Collected data entries:
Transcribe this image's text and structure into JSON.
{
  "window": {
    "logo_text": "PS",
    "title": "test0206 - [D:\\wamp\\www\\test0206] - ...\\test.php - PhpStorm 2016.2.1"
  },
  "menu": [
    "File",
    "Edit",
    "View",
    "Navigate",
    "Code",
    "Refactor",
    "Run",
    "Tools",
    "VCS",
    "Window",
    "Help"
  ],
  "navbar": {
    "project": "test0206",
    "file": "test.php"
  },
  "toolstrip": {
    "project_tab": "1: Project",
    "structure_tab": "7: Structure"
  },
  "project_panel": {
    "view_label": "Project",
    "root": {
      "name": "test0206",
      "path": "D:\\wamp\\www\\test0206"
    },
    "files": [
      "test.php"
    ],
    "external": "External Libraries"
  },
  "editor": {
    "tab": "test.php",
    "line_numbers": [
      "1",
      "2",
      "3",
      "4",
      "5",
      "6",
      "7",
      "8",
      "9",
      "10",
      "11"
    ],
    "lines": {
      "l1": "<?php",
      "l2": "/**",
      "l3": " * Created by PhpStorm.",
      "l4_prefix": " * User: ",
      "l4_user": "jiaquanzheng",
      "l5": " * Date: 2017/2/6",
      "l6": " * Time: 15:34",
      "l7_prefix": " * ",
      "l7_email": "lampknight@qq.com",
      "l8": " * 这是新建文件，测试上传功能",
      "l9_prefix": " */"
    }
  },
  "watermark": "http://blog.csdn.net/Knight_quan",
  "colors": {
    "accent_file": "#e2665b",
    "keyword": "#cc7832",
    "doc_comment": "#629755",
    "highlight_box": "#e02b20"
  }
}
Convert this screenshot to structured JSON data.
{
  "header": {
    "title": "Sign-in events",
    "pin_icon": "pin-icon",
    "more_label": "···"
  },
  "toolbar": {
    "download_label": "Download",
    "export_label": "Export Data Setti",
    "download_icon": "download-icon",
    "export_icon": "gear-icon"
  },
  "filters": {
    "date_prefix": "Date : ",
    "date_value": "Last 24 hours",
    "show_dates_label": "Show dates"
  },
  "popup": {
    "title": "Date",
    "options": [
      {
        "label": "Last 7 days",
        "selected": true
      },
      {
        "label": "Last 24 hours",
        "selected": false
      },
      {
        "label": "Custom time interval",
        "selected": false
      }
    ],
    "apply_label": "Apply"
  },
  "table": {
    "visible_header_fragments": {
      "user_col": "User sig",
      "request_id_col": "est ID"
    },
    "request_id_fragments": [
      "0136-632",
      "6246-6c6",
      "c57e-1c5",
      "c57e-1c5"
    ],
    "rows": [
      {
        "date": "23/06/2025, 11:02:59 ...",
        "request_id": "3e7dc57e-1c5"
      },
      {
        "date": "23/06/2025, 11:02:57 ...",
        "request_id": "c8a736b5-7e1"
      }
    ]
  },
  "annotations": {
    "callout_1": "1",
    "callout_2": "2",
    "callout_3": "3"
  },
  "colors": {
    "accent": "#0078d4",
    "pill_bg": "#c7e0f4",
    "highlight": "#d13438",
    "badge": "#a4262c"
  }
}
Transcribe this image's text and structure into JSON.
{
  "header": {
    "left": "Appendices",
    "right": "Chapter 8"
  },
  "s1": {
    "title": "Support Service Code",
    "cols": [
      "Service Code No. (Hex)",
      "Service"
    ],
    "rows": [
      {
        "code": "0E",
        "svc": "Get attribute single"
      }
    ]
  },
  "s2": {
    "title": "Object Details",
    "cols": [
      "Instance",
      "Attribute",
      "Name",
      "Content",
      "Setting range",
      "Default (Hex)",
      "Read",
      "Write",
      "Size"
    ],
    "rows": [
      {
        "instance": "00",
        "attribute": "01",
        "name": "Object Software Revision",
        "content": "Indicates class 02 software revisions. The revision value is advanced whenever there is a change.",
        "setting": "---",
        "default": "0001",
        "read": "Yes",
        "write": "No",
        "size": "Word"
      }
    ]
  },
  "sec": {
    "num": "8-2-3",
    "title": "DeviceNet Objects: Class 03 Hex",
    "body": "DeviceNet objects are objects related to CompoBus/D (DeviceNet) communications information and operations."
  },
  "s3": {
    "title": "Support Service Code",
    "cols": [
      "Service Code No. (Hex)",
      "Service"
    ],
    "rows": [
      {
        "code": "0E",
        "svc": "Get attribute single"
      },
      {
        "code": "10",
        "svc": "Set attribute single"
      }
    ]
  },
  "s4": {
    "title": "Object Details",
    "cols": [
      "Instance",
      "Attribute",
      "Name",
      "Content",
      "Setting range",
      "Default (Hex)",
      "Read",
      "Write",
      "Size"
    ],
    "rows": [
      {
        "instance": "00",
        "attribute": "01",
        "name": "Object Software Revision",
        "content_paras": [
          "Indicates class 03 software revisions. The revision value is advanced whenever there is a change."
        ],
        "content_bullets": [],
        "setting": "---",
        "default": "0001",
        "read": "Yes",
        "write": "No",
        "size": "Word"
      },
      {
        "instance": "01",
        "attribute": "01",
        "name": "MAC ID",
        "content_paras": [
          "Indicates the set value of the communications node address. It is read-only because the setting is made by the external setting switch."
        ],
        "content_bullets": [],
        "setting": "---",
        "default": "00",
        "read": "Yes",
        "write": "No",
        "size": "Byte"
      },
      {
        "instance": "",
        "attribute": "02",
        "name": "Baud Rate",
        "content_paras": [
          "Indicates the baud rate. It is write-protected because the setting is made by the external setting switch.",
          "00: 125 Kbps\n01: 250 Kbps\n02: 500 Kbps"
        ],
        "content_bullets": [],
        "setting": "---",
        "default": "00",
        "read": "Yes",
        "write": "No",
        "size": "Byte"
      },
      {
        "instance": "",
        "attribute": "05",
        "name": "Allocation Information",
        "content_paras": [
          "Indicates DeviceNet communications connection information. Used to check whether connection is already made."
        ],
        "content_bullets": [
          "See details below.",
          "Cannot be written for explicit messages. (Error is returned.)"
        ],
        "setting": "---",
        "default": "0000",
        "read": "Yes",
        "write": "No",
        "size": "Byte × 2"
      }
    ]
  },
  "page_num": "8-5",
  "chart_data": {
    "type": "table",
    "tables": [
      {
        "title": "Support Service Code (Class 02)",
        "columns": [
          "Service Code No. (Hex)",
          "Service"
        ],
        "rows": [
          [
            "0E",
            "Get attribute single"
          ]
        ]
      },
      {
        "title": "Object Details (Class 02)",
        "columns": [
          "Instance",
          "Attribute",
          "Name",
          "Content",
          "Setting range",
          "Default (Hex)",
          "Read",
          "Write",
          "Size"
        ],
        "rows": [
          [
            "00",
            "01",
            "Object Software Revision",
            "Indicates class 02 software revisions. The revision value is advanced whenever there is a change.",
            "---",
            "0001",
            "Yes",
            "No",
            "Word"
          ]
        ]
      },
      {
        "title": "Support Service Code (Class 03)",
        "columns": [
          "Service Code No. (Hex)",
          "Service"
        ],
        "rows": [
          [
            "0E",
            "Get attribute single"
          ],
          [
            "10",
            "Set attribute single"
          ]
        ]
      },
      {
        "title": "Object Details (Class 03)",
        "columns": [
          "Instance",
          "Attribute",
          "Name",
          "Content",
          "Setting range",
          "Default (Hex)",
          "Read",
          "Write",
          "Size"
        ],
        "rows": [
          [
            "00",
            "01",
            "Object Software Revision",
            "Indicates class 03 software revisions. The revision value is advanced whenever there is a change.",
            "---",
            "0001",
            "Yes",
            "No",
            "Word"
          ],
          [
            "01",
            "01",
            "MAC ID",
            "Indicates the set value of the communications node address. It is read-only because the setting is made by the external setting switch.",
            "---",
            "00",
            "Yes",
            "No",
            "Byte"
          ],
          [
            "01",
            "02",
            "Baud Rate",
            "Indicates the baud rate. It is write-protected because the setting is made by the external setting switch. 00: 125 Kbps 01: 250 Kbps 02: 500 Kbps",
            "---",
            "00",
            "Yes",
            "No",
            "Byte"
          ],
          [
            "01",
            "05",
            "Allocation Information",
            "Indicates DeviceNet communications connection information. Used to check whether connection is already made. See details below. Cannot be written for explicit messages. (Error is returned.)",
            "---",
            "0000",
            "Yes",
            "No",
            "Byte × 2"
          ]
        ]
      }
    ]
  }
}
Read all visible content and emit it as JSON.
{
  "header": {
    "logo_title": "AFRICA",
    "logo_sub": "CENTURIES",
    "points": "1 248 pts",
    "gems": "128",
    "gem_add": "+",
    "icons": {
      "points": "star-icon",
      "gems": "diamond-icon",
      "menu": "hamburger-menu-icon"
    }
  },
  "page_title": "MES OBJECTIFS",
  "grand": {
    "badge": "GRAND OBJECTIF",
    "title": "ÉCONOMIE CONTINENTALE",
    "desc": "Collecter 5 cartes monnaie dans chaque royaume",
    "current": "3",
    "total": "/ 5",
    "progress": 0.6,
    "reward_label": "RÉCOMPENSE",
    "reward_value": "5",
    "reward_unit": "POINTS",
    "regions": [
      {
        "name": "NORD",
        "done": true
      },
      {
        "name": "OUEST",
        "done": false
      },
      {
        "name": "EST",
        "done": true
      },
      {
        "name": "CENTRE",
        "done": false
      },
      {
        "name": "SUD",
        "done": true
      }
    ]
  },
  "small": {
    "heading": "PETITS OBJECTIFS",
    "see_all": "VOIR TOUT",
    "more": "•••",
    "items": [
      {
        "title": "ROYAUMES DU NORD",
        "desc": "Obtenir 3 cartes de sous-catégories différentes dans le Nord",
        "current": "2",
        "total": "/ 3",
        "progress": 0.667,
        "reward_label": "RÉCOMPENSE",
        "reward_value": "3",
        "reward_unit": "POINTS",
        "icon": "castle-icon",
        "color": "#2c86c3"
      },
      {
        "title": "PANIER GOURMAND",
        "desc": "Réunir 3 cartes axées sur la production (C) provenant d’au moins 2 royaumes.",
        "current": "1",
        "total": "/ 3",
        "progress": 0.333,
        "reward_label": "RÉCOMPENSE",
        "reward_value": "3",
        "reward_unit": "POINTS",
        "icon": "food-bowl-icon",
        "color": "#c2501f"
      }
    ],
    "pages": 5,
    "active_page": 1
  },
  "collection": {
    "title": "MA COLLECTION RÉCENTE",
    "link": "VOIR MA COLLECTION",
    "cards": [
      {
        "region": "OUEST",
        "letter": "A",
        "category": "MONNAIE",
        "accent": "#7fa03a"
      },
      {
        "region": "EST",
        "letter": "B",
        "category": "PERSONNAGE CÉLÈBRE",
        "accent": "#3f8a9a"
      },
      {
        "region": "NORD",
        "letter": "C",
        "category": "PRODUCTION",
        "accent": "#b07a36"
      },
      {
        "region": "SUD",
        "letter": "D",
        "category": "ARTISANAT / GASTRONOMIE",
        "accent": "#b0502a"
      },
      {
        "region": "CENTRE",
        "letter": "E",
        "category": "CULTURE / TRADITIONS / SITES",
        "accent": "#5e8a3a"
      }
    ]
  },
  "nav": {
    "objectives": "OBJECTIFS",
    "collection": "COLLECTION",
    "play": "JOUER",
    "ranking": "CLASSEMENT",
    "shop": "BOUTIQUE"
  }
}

• Requirements:
Of the lines in the records, how many contain the word "VOIR"? Answer with the number and nothing else.

• Output of the exercise:
2